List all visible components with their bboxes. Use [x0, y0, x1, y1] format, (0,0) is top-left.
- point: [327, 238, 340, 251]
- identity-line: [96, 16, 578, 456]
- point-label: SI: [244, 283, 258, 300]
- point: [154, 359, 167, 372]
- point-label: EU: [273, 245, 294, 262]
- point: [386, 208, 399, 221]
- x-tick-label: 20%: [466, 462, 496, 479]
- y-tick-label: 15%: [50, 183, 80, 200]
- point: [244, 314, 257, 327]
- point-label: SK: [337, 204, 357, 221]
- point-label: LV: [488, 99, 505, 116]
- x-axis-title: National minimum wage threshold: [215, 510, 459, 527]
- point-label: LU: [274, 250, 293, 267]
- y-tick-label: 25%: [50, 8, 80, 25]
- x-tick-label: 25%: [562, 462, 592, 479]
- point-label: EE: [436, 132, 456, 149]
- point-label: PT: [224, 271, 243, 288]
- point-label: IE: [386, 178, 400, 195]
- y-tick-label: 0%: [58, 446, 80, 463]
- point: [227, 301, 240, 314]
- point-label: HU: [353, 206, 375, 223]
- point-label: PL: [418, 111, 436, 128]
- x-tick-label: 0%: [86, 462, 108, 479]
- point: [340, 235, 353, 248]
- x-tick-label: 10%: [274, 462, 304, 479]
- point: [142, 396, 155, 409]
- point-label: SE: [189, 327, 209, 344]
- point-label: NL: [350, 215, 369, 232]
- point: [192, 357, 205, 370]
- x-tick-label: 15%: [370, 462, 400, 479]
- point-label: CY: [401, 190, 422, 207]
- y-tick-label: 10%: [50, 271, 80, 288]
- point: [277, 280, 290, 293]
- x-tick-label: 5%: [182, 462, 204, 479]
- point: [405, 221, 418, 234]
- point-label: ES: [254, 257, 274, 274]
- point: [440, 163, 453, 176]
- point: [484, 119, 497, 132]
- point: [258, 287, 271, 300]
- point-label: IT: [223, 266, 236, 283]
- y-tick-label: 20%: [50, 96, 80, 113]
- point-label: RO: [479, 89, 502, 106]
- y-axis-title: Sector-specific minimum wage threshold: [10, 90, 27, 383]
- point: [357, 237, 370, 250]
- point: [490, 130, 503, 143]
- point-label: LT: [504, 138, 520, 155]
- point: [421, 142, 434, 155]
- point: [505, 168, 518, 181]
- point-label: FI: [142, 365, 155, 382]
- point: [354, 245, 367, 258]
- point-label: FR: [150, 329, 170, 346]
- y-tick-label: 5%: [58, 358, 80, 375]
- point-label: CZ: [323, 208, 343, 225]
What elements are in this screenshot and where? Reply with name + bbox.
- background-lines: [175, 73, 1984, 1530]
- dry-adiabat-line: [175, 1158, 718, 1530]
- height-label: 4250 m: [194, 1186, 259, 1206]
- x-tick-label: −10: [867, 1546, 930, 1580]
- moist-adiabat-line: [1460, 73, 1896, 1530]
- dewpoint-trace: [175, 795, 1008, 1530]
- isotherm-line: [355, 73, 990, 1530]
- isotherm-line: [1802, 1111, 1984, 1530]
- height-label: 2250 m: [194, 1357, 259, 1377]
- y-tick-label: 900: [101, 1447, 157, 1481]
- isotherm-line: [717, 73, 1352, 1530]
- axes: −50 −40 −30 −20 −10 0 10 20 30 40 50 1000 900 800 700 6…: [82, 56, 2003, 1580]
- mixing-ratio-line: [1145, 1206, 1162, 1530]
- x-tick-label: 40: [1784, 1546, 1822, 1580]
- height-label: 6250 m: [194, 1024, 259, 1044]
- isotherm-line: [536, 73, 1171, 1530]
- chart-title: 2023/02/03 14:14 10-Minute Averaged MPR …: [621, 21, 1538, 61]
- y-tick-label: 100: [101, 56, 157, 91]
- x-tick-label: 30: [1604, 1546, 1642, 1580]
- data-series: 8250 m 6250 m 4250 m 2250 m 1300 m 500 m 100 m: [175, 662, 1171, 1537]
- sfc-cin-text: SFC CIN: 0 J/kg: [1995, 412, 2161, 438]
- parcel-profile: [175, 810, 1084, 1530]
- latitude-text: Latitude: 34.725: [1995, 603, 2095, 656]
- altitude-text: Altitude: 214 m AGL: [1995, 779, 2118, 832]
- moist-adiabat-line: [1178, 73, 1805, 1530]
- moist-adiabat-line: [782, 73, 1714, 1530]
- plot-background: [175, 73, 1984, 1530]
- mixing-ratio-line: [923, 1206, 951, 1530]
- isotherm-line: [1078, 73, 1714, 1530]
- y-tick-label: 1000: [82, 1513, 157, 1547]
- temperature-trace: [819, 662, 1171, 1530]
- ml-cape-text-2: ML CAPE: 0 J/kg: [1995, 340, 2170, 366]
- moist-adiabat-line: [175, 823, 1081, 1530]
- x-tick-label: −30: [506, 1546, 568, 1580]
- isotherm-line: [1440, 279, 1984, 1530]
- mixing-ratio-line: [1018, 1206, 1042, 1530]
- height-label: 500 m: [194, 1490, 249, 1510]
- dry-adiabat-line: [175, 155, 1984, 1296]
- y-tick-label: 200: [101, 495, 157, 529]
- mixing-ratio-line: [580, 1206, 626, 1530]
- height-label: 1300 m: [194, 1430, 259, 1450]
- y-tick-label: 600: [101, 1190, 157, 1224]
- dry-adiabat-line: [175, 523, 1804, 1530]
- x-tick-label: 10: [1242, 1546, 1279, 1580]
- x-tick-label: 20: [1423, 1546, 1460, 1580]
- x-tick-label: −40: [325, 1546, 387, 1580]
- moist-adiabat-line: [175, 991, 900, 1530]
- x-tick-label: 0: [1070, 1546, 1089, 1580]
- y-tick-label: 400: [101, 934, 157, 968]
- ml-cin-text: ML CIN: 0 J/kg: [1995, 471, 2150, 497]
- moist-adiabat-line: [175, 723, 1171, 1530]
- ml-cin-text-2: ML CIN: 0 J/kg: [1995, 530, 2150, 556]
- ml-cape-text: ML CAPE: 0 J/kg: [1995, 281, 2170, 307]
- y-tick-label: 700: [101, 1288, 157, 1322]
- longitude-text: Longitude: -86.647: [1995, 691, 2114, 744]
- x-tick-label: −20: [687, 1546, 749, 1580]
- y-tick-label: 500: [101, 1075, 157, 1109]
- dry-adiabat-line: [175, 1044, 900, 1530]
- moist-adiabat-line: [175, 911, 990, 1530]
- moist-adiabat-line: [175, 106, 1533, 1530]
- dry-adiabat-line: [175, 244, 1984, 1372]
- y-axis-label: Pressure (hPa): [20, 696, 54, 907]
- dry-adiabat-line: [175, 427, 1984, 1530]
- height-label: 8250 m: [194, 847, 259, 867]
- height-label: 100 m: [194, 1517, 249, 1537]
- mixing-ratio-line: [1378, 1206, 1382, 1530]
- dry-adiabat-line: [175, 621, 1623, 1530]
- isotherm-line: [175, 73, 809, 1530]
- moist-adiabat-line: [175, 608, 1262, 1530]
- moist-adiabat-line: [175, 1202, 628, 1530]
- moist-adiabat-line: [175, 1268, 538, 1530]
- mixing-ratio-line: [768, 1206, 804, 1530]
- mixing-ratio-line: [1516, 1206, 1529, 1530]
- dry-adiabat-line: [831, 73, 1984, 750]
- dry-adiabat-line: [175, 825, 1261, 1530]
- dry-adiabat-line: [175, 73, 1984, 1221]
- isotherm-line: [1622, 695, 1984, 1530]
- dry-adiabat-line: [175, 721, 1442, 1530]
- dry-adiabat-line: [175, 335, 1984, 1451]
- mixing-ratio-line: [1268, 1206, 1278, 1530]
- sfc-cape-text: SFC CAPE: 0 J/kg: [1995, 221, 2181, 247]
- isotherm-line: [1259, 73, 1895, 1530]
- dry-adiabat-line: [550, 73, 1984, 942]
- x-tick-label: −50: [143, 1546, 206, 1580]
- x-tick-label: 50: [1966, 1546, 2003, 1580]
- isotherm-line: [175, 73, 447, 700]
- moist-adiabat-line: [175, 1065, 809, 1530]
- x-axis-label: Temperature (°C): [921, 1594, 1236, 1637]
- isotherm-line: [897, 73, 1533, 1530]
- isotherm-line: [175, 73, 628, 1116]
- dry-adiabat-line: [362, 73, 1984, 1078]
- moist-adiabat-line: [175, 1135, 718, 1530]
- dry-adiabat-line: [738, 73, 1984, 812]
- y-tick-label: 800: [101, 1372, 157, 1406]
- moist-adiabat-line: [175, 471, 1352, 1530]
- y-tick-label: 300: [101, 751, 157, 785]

----

(Task to carry out)
Reproduce the material verbatim, from its first line through the line containing "- point-label: RO: [479, 89, 502, 106]", including both of those lines.

(Exercise response)
List all visible components with their bboxes. Use [x0, y0, x1, y1] format, (0,0) is top-left.
- point: [327, 238, 340, 251]
- identity-line: [96, 16, 578, 456]
- point-label: SI: [244, 283, 258, 300]
- point: [154, 359, 167, 372]
- point-label: EU: [273, 245, 294, 262]
- point: [386, 208, 399, 221]
- x-tick-label: 20%: [466, 462, 496, 479]
- y-tick-label: 15%: [50, 183, 80, 200]
- point: [244, 314, 257, 327]
- point-label: SK: [337, 204, 357, 221]
- point-label: LV: [488, 99, 505, 116]
- x-axis-title: National minimum wage threshold: [215, 510, 459, 527]
- point-label: LU: [274, 250, 293, 267]
- y-tick-label: 25%: [50, 8, 80, 25]
- x-tick-label: 25%: [562, 462, 592, 479]
- point-label: EE: [436, 132, 456, 149]
- point-label: PT: [224, 271, 243, 288]
- point-label: IE: [386, 178, 400, 195]
- y-tick-label: 0%: [58, 446, 80, 463]
- point: [227, 301, 240, 314]
- point-label: HU: [353, 206, 375, 223]
- point-label: PL: [418, 111, 436, 128]
- x-tick-label: 0%: [86, 462, 108, 479]
- point: [340, 235, 353, 248]
- x-tick-label: 10%: [274, 462, 304, 479]
- point: [142, 396, 155, 409]
- point-label: SE: [189, 327, 209, 344]
- point-label: NL: [350, 215, 369, 232]
- point: [192, 357, 205, 370]
- x-tick-label: 15%: [370, 462, 400, 479]
- point-label: CY: [401, 190, 422, 207]
- y-tick-label: 10%: [50, 271, 80, 288]
- point: [277, 280, 290, 293]
- x-tick-label: 5%: [182, 462, 204, 479]
- point: [405, 221, 418, 234]
- point-label: ES: [254, 257, 274, 274]
- point: [440, 163, 453, 176]
- point: [484, 119, 497, 132]
- point: [258, 287, 271, 300]
- point-label: IT: [223, 266, 236, 283]
- y-tick-label: 20%: [50, 96, 80, 113]
- point-label: RO: [479, 89, 502, 106]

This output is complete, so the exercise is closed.